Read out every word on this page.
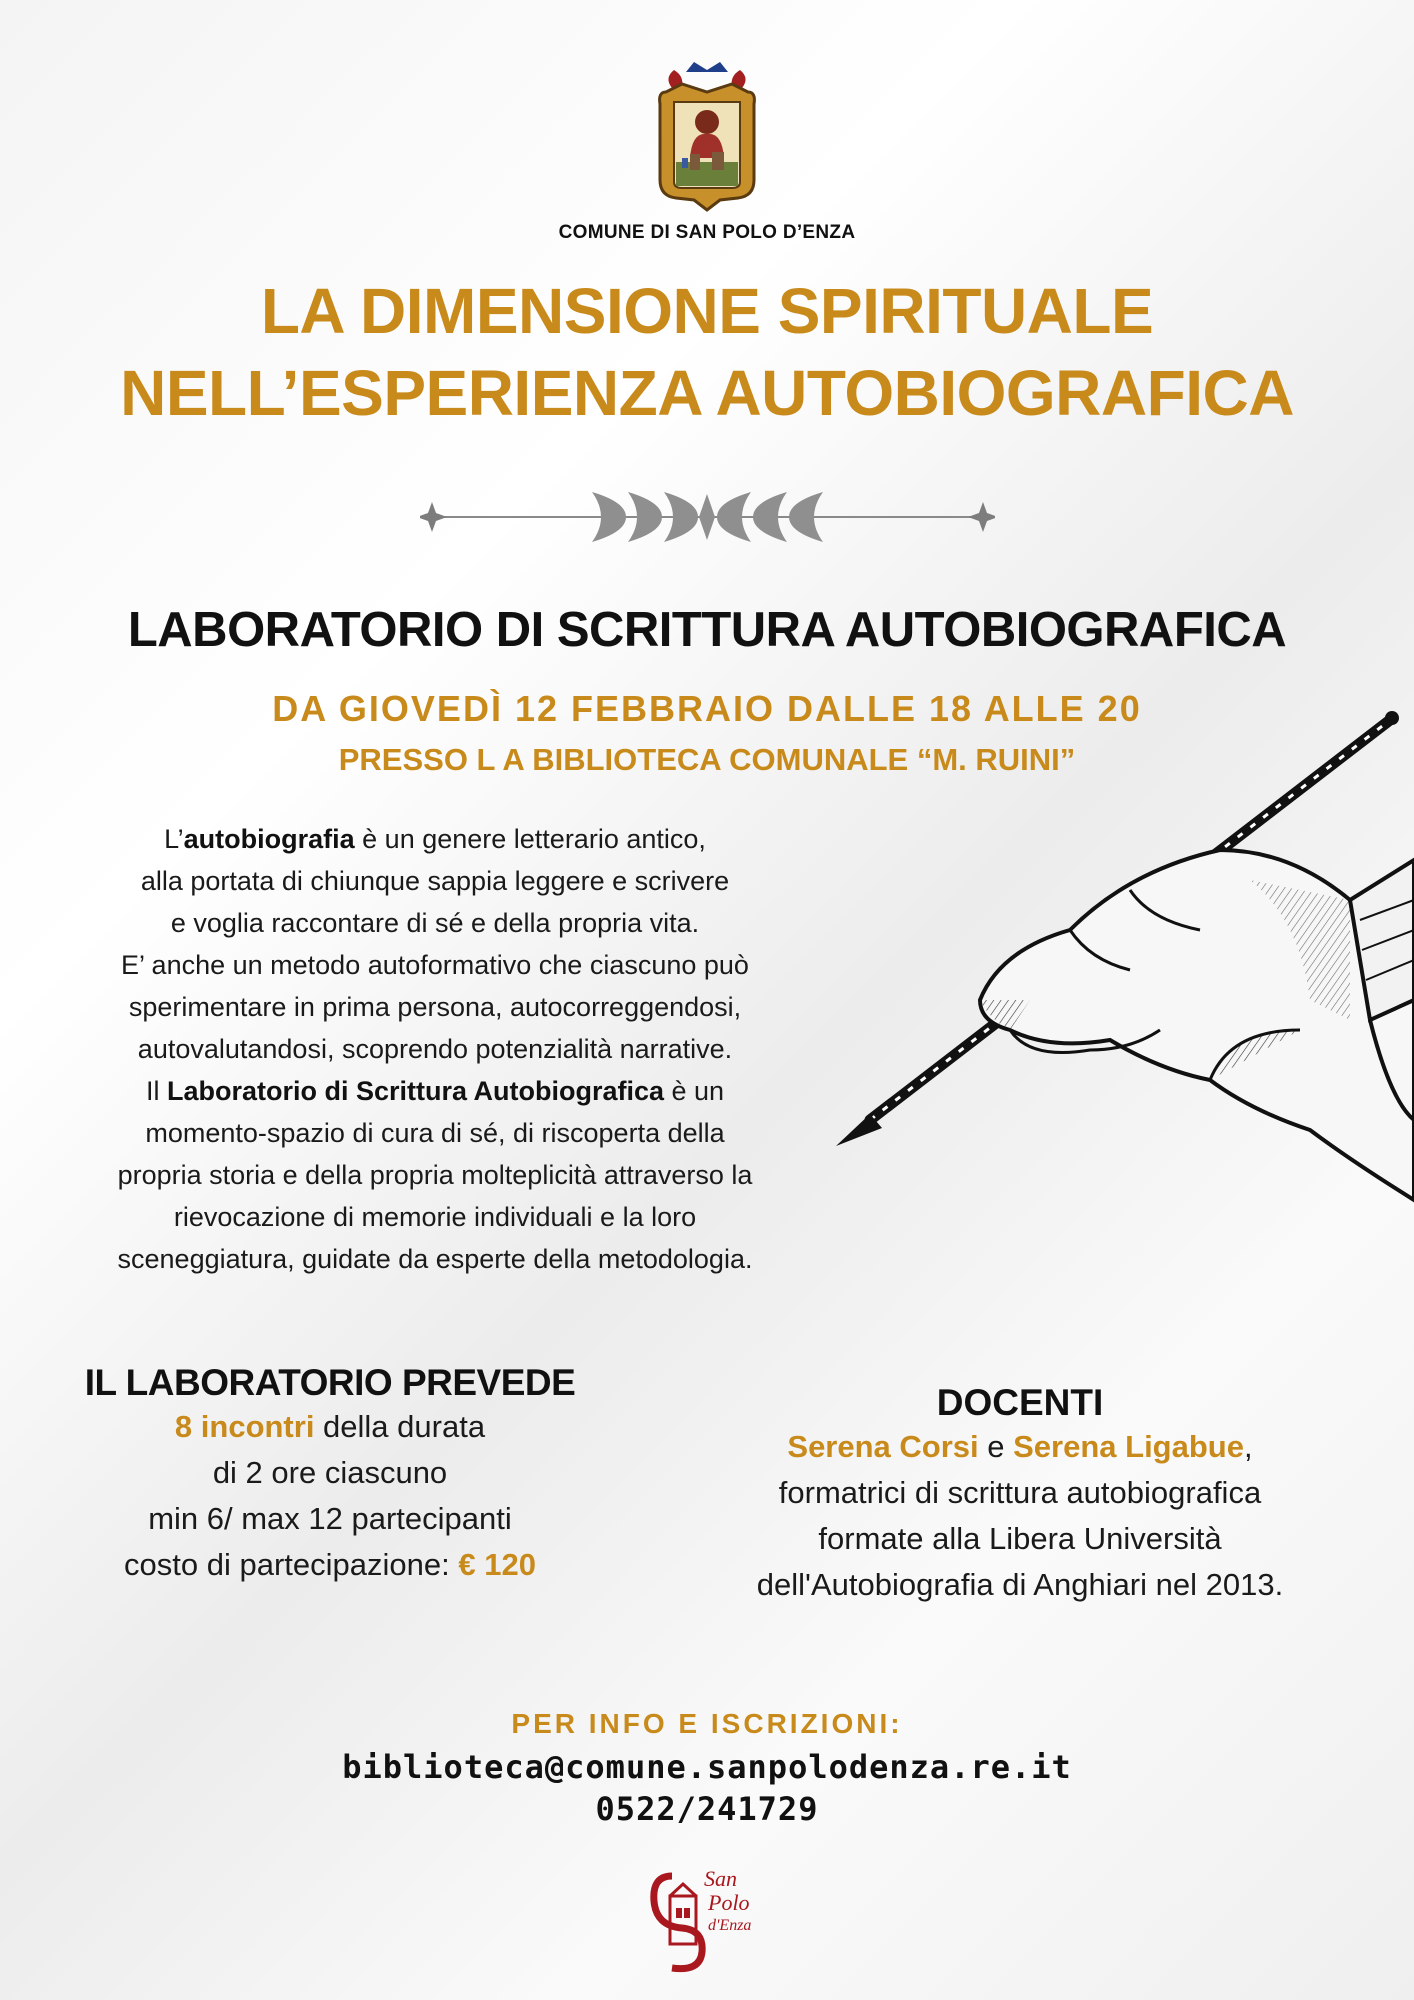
COMUNE DI SAN POLO D’ENZA
LA DIMENSIONE SPIRITUALE
NELL’ESPERIENZA AUTOBIOGRAFICA
LABORATORIO DI SCRITTURA AUTOBIOGRAFICA
DA GIOVEDÌ 12 FEBBRAIO DALLE 18 ALLE 20
PRESSO L A BIBLIOTECA COMUNALE “M. RUINI”
L’autobiografia è un genere letterario antico,
alla portata di chiunque sappia leggere e scrivere
e voglia raccontare di sé e della propria vita.
E’ anche un metodo autoformativo che ciascuno può
sperimentare in prima persona, autocorreggendosi,
autovalutandosi, scoprendo potenzialità narrative.
Il Laboratorio di Scrittura Autobiografica è un
momento-spazio di cura di sé, di riscoperta della
propria storia e della propria molteplicità attraverso la
rievocazione di memorie individuali e la loro
sceneggiatura, guidate da esperte della metodologia.
IL LABORATORIO PREVEDE
8 incontri della durata
di 2 ore ciascuno
min 6/ max 12 partecipanti
costo di partecipazione: € 120
DOCENTI
Serena Corsi e Serena Ligabue,
formatrici di scrittura autobiografica
formate alla Libera Università
dell'Autobiografia di Anghiari nel 2013.
PER INFO E ISCRIZIONI:
biblioteca@comune.sanpolodenza.re.it
0522/241729
San
Polo
d'Enza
________________
_What to work on_
Each entry must be retyped word for word, with every image omitted.

_Solution to this problem_
Read out every word on this page.
COMUNE DI SAN POLO D’ENZA
LA DIMENSIONE SPIRITUALE
NELL’ESPERIENZA AUTOBIOGRAFICA
LABORATORIO DI SCRITTURA AUTOBIOGRAFICA
DA GIOVEDÌ 12 FEBBRAIO DALLE 18 ALLE 20
PRESSO L A BIBLIOTECA COMUNALE “M. RUINI”
L’autobiografia è un genere letterario antico,
alla portata di chiunque sappia leggere e scrivere
e voglia raccontare di sé e della propria vita.
E’ anche un metodo autoformativo che ciascuno può
sperimentare in prima persona, autocorreggendosi,
autovalutandosi, scoprendo potenzialità narrative.
Il Laboratorio di Scrittura Autobiografica è un
momento-spazio di cura di sé, di riscoperta della
propria storia e della propria molteplicità attraverso la
rievocazione di memorie individuali e la loro
sceneggiatura, guidate da esperte della metodologia.
IL LABORATORIO PREVEDE
8 incontri della durata
di 2 ore ciascuno
min 6/ max 12 partecipanti
costo di partecipazione: € 120
DOCENTI
Serena Corsi e Serena Ligabue,
formatrici di scrittura autobiografica
formate alla Libera Università
dell'Autobiografia di Anghiari nel 2013.
PER INFO E ISCRIZIONI:
biblioteca@comune.sanpolodenza.re.it
0522/241729
San
Polo
d'Enza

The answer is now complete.